### WRITTEN PROBLEM
Reproduce exactly the lines from the one that holds "What data populates" through the last line of the entries, both ends included, but not the pictures.

--- begin DATA PROVIDED ---

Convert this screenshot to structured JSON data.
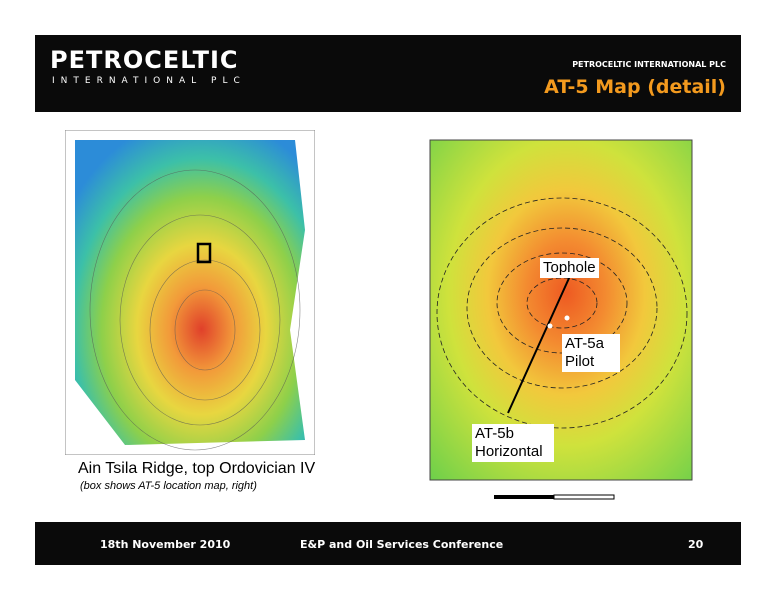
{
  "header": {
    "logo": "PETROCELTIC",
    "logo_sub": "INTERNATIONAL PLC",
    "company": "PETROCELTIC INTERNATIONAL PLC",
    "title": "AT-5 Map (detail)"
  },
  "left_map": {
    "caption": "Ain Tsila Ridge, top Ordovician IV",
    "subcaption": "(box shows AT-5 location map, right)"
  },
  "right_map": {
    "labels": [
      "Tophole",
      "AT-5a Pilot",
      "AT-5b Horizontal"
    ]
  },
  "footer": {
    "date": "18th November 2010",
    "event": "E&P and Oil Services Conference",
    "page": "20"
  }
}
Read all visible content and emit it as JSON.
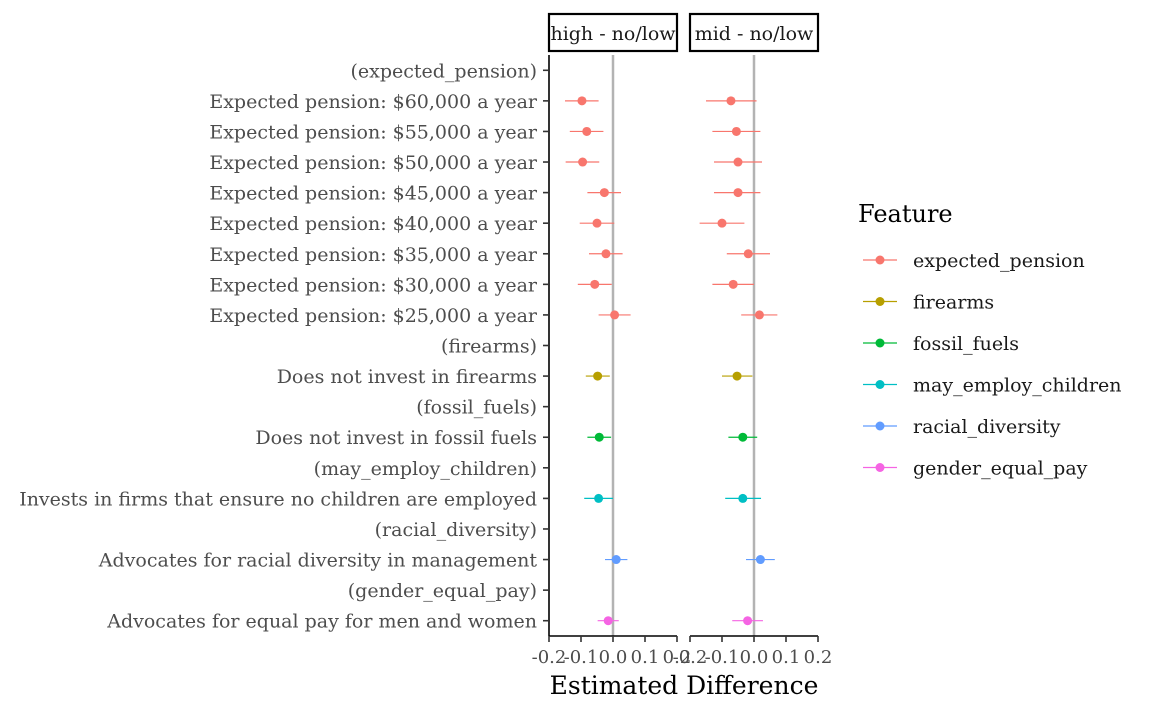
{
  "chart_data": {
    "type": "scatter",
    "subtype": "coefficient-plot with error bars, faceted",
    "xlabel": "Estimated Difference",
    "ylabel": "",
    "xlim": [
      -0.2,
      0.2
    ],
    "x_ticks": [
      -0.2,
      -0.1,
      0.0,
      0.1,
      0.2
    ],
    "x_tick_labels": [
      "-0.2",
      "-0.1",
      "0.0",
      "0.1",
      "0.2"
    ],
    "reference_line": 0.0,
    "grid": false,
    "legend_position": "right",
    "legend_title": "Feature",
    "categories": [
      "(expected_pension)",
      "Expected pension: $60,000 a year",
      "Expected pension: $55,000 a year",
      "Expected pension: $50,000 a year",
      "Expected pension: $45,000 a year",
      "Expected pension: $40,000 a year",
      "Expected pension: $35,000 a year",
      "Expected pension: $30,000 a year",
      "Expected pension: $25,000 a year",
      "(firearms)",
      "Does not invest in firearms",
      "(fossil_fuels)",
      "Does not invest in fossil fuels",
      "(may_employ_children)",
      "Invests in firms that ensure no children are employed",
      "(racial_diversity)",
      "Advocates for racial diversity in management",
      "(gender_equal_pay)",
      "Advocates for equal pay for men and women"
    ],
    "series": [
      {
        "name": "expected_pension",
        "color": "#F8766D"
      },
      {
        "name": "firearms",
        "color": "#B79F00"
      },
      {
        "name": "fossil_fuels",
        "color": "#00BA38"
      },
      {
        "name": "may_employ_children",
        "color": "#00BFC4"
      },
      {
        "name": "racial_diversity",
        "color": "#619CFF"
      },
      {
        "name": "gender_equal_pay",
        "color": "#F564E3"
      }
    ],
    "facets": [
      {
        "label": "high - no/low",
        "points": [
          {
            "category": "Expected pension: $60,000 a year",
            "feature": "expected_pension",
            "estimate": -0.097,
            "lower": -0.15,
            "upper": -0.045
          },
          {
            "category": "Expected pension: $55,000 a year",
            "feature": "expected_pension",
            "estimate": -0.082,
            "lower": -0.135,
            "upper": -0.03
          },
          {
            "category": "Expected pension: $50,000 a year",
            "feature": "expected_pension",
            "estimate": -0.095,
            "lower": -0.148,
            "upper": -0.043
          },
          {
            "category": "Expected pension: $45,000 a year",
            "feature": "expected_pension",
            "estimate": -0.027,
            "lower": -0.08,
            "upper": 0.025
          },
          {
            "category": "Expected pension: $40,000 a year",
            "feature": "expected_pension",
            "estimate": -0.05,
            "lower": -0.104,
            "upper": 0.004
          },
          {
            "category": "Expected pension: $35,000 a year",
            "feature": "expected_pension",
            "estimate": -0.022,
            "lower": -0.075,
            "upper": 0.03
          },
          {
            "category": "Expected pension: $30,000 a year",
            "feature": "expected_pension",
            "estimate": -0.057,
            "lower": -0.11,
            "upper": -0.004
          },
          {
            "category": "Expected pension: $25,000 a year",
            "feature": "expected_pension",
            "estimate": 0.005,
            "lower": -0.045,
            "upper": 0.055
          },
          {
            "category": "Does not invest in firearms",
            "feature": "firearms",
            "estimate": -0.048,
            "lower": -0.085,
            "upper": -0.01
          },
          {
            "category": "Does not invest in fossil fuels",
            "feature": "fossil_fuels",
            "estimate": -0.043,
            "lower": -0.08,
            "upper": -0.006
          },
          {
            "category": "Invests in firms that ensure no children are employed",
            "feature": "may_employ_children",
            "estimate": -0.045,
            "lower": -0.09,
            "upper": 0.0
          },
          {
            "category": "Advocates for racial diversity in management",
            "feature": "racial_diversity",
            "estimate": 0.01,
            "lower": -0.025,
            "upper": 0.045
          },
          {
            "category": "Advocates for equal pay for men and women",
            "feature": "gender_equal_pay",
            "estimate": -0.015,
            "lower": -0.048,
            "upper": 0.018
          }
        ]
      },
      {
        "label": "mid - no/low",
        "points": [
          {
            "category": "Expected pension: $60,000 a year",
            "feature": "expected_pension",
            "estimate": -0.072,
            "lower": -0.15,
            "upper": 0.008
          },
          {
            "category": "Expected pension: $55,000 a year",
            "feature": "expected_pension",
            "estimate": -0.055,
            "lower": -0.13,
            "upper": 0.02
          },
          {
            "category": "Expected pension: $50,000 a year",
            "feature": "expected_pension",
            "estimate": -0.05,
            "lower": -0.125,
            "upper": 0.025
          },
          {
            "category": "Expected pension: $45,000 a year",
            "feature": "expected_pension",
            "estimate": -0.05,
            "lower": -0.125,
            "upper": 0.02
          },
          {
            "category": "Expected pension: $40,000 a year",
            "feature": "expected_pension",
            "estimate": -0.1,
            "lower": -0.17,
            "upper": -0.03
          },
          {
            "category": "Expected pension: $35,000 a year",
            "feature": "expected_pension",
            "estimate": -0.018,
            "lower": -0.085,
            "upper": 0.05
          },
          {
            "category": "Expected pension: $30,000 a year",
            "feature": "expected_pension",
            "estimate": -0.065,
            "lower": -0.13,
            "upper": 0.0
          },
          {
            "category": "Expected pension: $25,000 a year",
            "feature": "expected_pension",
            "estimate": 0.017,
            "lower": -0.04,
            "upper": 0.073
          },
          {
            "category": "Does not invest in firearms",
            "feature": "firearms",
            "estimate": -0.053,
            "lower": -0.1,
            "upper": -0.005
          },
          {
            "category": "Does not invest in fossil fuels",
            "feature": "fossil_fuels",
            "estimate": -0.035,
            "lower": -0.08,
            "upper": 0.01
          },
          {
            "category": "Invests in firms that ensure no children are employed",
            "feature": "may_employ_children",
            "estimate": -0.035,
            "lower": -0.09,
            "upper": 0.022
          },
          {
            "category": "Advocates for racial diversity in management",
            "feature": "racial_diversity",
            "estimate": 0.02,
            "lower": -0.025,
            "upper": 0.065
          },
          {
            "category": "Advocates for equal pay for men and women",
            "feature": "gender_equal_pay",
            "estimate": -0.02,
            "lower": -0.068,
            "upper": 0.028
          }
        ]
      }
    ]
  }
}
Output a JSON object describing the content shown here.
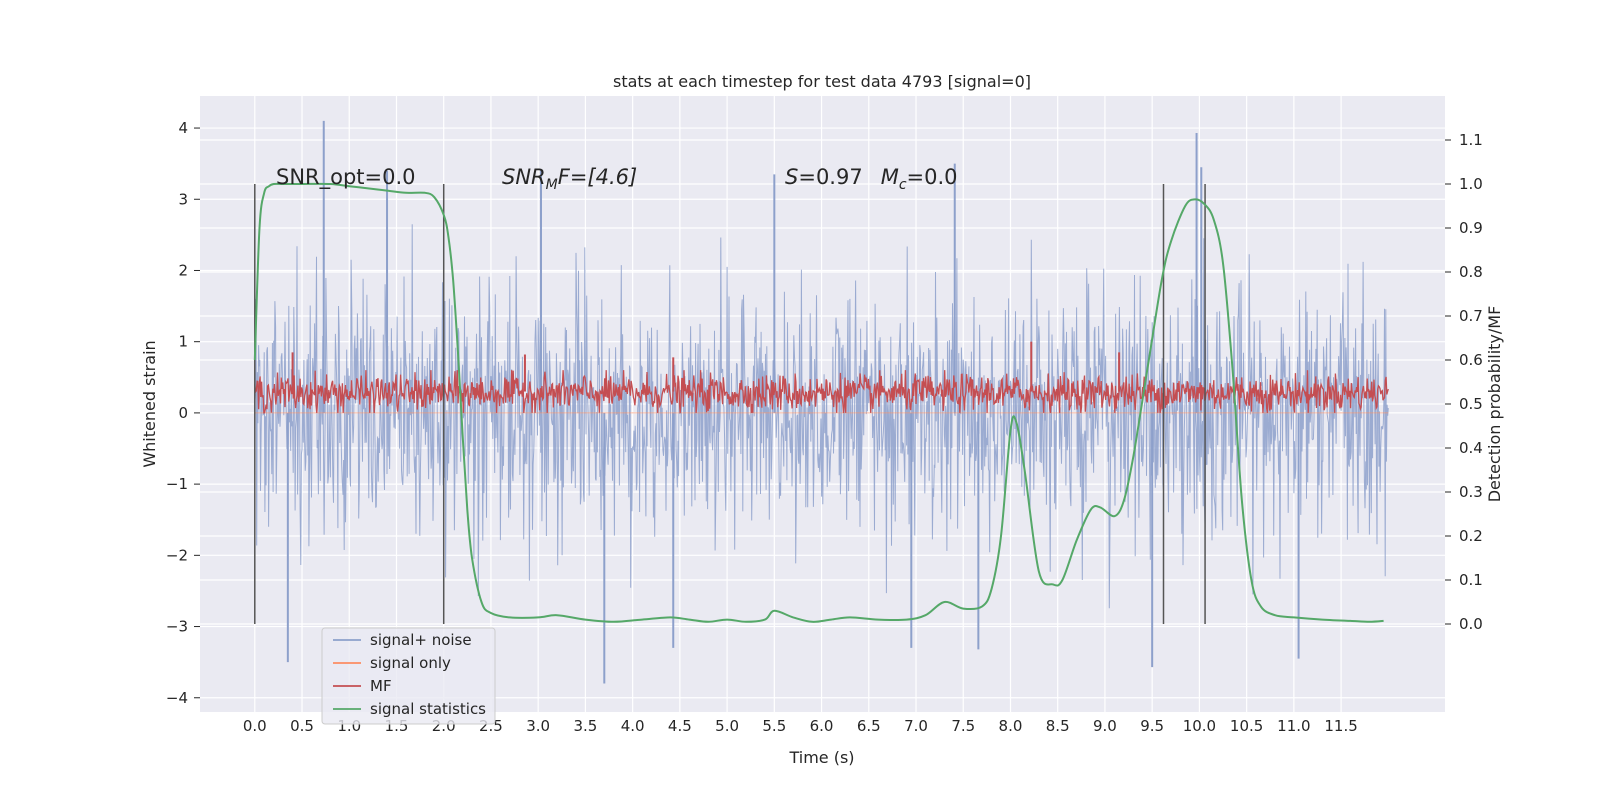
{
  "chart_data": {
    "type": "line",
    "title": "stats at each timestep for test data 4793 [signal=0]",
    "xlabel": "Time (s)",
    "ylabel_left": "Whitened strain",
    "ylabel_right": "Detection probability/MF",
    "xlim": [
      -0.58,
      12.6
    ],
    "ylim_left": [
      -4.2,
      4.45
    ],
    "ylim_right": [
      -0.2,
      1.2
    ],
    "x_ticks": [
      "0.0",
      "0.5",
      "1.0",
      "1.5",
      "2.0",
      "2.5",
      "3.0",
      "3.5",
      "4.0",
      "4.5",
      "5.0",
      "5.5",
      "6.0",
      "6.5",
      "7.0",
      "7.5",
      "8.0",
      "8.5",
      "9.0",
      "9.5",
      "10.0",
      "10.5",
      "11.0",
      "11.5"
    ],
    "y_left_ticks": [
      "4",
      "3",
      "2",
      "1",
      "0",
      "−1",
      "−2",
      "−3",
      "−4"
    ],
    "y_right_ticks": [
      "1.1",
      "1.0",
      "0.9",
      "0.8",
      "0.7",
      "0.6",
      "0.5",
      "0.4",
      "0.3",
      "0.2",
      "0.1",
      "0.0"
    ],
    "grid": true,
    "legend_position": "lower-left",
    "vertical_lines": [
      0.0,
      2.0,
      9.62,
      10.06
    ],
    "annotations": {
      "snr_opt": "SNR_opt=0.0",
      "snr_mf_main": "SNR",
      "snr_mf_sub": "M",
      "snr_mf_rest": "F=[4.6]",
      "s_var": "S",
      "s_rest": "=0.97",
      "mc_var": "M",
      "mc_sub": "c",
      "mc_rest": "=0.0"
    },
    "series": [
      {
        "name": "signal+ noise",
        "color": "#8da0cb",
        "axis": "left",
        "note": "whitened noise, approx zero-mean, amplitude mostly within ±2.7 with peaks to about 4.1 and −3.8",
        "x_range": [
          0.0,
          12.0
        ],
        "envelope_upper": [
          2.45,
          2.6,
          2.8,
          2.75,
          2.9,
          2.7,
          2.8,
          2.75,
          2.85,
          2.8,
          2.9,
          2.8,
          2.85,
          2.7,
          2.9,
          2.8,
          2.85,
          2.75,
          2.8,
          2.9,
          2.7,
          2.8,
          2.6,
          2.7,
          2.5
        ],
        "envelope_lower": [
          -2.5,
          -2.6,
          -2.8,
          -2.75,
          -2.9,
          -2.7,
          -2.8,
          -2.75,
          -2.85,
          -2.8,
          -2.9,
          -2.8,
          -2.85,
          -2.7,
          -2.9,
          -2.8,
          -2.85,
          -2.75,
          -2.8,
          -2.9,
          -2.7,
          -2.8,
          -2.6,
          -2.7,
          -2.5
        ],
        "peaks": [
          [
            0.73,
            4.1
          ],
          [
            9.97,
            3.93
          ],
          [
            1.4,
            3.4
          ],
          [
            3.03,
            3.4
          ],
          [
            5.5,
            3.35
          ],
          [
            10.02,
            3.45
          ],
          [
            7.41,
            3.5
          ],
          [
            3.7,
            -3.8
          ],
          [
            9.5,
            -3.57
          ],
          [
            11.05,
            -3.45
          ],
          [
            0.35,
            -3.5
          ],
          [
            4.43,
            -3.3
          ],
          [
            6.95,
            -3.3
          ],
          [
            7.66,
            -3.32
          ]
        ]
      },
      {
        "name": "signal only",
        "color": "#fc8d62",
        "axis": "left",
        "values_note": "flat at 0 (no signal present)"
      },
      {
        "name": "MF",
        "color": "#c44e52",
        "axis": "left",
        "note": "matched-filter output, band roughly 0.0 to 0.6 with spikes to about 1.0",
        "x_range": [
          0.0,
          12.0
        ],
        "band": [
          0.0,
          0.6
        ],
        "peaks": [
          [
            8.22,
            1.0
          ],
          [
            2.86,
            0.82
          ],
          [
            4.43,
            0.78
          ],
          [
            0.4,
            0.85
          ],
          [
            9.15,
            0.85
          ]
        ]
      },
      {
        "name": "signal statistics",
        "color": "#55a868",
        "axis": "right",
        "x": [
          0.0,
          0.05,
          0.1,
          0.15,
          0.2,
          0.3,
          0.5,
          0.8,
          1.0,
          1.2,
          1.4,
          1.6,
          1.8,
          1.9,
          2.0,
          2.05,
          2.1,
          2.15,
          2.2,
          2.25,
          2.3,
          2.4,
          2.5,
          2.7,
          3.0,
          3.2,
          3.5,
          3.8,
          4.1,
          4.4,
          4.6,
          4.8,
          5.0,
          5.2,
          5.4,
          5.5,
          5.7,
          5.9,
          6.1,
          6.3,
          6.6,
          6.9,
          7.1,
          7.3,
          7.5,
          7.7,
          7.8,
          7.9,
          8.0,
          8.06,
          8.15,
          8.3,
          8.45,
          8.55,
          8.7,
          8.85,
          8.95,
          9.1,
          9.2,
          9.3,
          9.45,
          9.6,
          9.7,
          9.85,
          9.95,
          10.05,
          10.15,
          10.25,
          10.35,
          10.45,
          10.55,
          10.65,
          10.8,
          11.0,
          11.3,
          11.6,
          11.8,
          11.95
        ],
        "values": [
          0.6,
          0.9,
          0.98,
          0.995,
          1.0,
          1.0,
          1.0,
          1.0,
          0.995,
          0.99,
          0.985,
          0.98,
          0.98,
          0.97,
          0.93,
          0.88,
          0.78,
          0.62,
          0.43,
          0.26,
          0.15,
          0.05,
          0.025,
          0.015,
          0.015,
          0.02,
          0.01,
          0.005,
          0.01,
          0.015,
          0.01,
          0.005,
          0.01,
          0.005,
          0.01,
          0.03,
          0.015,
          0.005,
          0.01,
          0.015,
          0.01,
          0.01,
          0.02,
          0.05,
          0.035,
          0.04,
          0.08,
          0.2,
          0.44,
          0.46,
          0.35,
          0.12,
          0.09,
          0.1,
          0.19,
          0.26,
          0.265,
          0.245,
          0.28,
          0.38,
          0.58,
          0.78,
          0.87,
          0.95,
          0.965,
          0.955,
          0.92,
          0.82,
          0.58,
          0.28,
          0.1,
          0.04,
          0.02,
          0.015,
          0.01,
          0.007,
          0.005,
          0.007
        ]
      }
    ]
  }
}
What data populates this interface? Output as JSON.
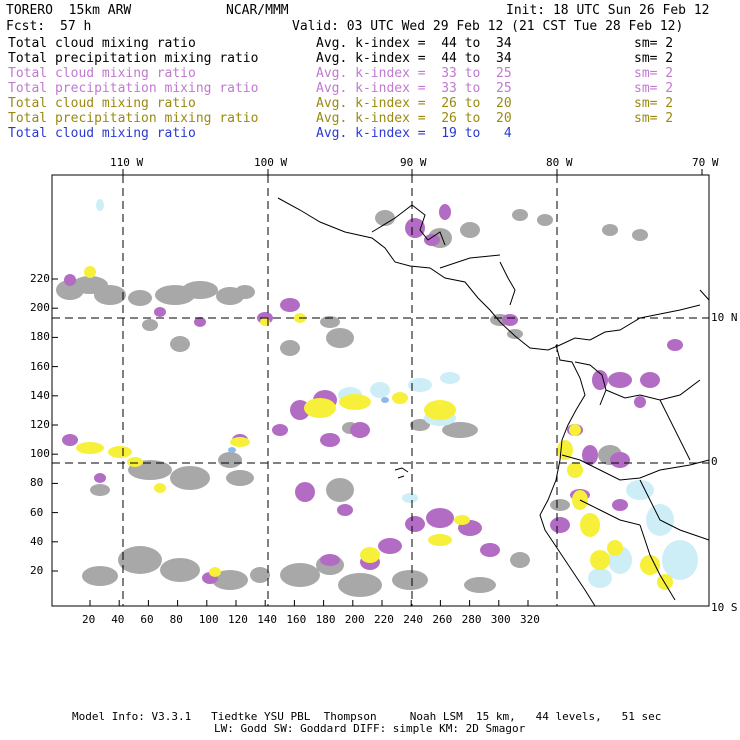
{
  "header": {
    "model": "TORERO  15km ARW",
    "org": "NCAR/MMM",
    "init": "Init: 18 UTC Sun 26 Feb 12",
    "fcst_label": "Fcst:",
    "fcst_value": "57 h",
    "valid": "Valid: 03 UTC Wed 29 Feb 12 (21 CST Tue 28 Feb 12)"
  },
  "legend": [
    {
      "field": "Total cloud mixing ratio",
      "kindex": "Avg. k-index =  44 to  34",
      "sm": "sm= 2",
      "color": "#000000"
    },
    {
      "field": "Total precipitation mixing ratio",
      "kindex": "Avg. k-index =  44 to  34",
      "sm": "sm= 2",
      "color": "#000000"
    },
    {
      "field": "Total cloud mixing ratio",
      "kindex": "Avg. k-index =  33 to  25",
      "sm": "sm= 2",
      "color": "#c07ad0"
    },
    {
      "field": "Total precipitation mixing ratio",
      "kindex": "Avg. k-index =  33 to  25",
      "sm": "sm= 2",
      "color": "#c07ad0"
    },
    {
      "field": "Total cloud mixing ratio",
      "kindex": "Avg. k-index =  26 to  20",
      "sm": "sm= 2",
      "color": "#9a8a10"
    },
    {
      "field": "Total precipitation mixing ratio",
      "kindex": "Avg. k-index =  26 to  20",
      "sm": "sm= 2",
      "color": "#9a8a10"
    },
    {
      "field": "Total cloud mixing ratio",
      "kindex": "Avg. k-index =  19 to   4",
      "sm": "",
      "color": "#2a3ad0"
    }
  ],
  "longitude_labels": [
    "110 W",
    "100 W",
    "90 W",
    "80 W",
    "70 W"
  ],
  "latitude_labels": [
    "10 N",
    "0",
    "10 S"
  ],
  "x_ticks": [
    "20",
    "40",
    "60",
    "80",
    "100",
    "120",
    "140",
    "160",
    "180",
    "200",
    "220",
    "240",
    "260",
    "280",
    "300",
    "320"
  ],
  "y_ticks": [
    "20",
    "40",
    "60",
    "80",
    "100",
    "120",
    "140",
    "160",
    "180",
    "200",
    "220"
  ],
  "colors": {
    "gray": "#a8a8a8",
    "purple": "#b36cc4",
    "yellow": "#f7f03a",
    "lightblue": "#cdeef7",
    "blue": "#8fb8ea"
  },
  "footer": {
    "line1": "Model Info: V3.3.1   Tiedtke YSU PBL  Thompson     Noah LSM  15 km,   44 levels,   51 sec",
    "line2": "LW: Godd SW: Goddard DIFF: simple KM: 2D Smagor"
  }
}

--- end DATA PROVIDED ---

### COMPLETE RESPONSE
What data populates this interface? Output as JSON.
{
  "header": {
    "model": "TORERO  15km ARW",
    "org": "NCAR/MMM",
    "init": "Init: 18 UTC Sun 26 Feb 12",
    "fcst_label": "Fcst:",
    "fcst_value": "57 h",
    "valid": "Valid: 03 UTC Wed 29 Feb 12 (21 CST Tue 28 Feb 12)"
  },
  "legend": [
    {
      "field": "Total cloud mixing ratio",
      "kindex": "Avg. k-index =  44 to  34",
      "sm": "sm= 2",
      "color": "#000000"
    },
    {
      "field": "Total precipitation mixing ratio",
      "kindex": "Avg. k-index =  44 to  34",
      "sm": "sm= 2",
      "color": "#000000"
    },
    {
      "field": "Total cloud mixing ratio",
      "kindex": "Avg. k-index =  33 to  25",
      "sm": "sm= 2",
      "color": "#c07ad0"
    },
    {
      "field": "Total precipitation mixing ratio",
      "kindex": "Avg. k-index =  33 to  25",
      "sm": "sm= 2",
      "color": "#c07ad0"
    },
    {
      "field": "Total cloud mixing ratio",
      "kindex": "Avg. k-index =  26 to  20",
      "sm": "sm= 2",
      "color": "#9a8a10"
    },
    {
      "field": "Total precipitation mixing ratio",
      "kindex": "Avg. k-index =  26 to  20",
      "sm": "sm= 2",
      "color": "#9a8a10"
    },
    {
      "field": "Total cloud mixing ratio",
      "kindex": "Avg. k-index =  19 to   4",
      "sm": "",
      "color": "#2a3ad0"
    }
  ],
  "longitude_labels": [
    "110 W",
    "100 W",
    "90 W",
    "80 W",
    "70 W"
  ],
  "latitude_labels": [
    "10 N",
    "0",
    "10 S"
  ],
  "x_ticks": [
    "20",
    "40",
    "60",
    "80",
    "100",
    "120",
    "140",
    "160",
    "180",
    "200",
    "220",
    "240",
    "260",
    "280",
    "300",
    "320"
  ],
  "y_ticks": [
    "20",
    "40",
    "60",
    "80",
    "100",
    "120",
    "140",
    "160",
    "180",
    "200",
    "220"
  ],
  "colors": {
    "gray": "#a8a8a8",
    "purple": "#b36cc4",
    "yellow": "#f7f03a",
    "lightblue": "#cdeef7",
    "blue": "#8fb8ea"
  },
  "footer": {
    "line1": "Model Info: V3.3.1   Tiedtke YSU PBL  Thompson     Noah LSM  15 km,   44 levels,   51 sec",
    "line2": "LW: Godd SW: Goddard DIFF: simple KM: 2D Smagor"
  }
}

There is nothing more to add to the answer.